#### [Records provided]
==============================

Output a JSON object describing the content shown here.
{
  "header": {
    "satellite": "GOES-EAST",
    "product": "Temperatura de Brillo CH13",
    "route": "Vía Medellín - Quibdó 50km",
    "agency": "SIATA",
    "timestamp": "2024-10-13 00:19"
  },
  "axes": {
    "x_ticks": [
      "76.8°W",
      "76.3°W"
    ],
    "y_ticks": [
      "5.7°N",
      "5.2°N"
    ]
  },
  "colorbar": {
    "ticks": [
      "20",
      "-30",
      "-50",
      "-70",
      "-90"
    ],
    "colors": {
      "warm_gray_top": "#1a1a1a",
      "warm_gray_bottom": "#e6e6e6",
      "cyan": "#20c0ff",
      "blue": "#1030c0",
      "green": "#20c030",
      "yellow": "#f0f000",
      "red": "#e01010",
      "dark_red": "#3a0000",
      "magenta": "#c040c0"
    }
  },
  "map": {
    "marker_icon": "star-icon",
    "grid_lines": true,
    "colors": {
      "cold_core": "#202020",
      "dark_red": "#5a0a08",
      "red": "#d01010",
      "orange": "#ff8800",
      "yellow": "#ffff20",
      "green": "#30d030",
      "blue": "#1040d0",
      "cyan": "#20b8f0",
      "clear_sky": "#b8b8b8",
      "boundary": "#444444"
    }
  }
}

==============================

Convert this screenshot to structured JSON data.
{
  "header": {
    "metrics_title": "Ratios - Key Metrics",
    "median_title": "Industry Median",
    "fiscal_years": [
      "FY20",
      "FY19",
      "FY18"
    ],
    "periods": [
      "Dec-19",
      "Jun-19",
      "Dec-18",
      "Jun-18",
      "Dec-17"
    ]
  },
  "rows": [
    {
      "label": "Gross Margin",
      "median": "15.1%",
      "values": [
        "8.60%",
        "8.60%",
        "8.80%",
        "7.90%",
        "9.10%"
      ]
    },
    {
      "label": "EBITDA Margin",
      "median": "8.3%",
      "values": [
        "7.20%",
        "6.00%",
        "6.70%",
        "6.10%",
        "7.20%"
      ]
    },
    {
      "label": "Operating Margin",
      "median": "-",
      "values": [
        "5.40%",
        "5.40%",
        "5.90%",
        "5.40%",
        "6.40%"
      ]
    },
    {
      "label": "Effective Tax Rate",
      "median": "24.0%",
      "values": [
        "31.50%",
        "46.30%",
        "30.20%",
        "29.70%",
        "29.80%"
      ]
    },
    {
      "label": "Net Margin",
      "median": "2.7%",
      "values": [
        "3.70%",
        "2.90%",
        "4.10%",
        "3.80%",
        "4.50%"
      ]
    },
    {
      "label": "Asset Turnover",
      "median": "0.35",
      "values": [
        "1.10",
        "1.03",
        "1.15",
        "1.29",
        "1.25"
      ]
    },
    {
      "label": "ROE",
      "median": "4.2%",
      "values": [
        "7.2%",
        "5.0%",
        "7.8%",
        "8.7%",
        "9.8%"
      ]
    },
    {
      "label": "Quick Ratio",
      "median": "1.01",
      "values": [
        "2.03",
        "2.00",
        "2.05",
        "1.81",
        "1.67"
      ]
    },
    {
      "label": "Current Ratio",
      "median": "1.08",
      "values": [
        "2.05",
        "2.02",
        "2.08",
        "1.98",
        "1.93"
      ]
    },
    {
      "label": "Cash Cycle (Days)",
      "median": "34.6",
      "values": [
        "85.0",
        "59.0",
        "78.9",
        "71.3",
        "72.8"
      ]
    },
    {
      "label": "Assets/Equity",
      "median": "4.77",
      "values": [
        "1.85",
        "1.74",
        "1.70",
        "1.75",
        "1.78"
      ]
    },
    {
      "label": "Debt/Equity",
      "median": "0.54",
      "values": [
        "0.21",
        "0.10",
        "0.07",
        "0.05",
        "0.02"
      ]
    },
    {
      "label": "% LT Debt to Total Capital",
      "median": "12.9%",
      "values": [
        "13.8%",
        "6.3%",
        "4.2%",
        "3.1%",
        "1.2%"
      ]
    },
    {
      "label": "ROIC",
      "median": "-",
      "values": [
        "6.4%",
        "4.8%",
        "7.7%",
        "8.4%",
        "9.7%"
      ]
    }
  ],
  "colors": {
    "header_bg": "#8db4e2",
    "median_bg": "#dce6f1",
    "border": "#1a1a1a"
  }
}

==============================

#### [Instructions for the task]
Copy each line of the records that contains the word "JSON".

#### [Full answer]
Output a JSON object describing the content shown here.
Convert this screenshot to structured JSON data.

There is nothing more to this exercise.